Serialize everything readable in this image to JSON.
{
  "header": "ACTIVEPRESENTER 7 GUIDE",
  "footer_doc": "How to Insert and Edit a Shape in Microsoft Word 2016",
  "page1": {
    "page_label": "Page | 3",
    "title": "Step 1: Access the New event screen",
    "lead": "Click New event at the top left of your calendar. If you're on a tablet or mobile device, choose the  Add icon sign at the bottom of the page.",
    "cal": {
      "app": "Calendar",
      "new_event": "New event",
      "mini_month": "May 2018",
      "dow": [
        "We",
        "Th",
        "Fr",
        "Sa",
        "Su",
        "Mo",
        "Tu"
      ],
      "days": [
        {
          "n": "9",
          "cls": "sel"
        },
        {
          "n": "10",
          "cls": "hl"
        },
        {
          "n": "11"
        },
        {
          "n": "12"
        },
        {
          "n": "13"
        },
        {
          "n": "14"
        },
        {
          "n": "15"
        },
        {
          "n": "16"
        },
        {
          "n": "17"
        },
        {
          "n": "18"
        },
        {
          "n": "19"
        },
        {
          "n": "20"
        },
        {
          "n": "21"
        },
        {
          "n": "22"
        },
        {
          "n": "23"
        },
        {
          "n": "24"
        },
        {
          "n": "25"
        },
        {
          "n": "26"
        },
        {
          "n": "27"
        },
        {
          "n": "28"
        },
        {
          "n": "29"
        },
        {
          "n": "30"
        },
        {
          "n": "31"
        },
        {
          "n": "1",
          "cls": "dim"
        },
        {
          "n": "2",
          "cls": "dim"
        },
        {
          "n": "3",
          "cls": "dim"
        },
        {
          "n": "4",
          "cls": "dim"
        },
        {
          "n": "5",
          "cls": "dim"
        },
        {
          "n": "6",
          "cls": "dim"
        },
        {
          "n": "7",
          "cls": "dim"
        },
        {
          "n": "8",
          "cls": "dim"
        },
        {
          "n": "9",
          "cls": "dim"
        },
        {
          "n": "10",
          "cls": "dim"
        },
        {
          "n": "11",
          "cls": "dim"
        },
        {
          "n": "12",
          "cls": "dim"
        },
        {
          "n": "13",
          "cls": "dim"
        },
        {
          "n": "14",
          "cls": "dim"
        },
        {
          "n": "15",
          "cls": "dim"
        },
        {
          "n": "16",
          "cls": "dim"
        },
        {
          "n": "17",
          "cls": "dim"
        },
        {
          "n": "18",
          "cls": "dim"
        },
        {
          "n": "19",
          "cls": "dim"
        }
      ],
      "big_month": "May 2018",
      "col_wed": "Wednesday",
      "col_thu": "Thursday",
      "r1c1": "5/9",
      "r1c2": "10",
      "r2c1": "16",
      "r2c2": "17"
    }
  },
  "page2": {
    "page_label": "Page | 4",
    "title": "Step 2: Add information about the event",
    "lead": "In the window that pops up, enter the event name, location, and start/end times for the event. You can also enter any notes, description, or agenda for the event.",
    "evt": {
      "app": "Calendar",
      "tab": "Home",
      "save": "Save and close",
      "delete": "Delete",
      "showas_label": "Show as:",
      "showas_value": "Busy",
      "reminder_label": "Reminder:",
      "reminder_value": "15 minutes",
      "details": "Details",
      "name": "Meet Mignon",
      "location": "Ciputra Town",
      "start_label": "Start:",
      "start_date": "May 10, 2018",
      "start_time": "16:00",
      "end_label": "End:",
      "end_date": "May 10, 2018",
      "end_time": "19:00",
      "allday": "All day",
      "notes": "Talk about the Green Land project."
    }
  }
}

SET TASK: The records above should be repeated in full, exactly as given.

WRITTEN RESPONSE:
Serialize everything readable in this image to JSON.
{
  "header": "ACTIVEPRESENTER 7 GUIDE",
  "footer_doc": "How to Insert and Edit a Shape in Microsoft Word 2016",
  "page1": {
    "page_label": "Page | 3",
    "title": "Step 1: Access the New event screen",
    "lead": "Click New event at the top left of your calendar. If you're on a tablet or mobile device, choose the  Add icon sign at the bottom of the page.",
    "cal": {
      "app": "Calendar",
      "new_event": "New event",
      "mini_month": "May 2018",
      "dow": [
        "We",
        "Th",
        "Fr",
        "Sa",
        "Su",
        "Mo",
        "Tu"
      ],
      "days": [
        {
          "n": "9",
          "cls": "sel"
        },
        {
          "n": "10",
          "cls": "hl"
        },
        {
          "n": "11"
        },
        {
          "n": "12"
        },
        {
          "n": "13"
        },
        {
          "n": "14"
        },
        {
          "n": "15"
        },
        {
          "n": "16"
        },
        {
          "n": "17"
        },
        {
          "n": "18"
        },
        {
          "n": "19"
        },
        {
          "n": "20"
        },
        {
          "n": "21"
        },
        {
          "n": "22"
        },
        {
          "n": "23"
        },
        {
          "n": "24"
        },
        {
          "n": "25"
        },
        {
          "n": "26"
        },
        {
          "n": "27"
        },
        {
          "n": "28"
        },
        {
          "n": "29"
        },
        {
          "n": "30"
        },
        {
          "n": "31"
        },
        {
          "n": "1",
          "cls": "dim"
        },
        {
          "n": "2",
          "cls": "dim"
        },
        {
          "n": "3",
          "cls": "dim"
        },
        {
          "n": "4",
          "cls": "dim"
        },
        {
          "n": "5",
          "cls": "dim"
        },
        {
          "n": "6",
          "cls": "dim"
        },
        {
          "n": "7",
          "cls": "dim"
        },
        {
          "n": "8",
          "cls": "dim"
        },
        {
          "n": "9",
          "cls": "dim"
        },
        {
          "n": "10",
          "cls": "dim"
        },
        {
          "n": "11",
          "cls": "dim"
        },
        {
          "n": "12",
          "cls": "dim"
        },
        {
          "n": "13",
          "cls": "dim"
        },
        {
          "n": "14",
          "cls": "dim"
        },
        {
          "n": "15",
          "cls": "dim"
        },
        {
          "n": "16",
          "cls": "dim"
        },
        {
          "n": "17",
          "cls": "dim"
        },
        {
          "n": "18",
          "cls": "dim"
        },
        {
          "n": "19",
          "cls": "dim"
        }
      ],
      "big_month": "May 2018",
      "col_wed": "Wednesday",
      "col_thu": "Thursday",
      "r1c1": "5/9",
      "r1c2": "10",
      "r2c1": "16",
      "r2c2": "17"
    }
  },
  "page2": {
    "page_label": "Page | 4",
    "title": "Step 2: Add information about the event",
    "lead": "In the window that pops up, enter the event name, location, and start/end times for the event. You can also enter any notes, description, or agenda for the event.",
    "evt": {
      "app": "Calendar",
      "tab": "Home",
      "save": "Save and close",
      "delete": "Delete",
      "showas_label": "Show as:",
      "showas_value": "Busy",
      "reminder_label": "Reminder:",
      "reminder_value": "15 minutes",
      "details": "Details",
      "name": "Meet Mignon",
      "location": "Ciputra Town",
      "start_label": "Start:",
      "start_date": "May 10, 2018",
      "start_time": "16:00",
      "end_label": "End:",
      "end_date": "May 10, 2018",
      "end_time": "19:00",
      "allday": "All day",
      "notes": "Talk about the Green Land project."
    }
  }
}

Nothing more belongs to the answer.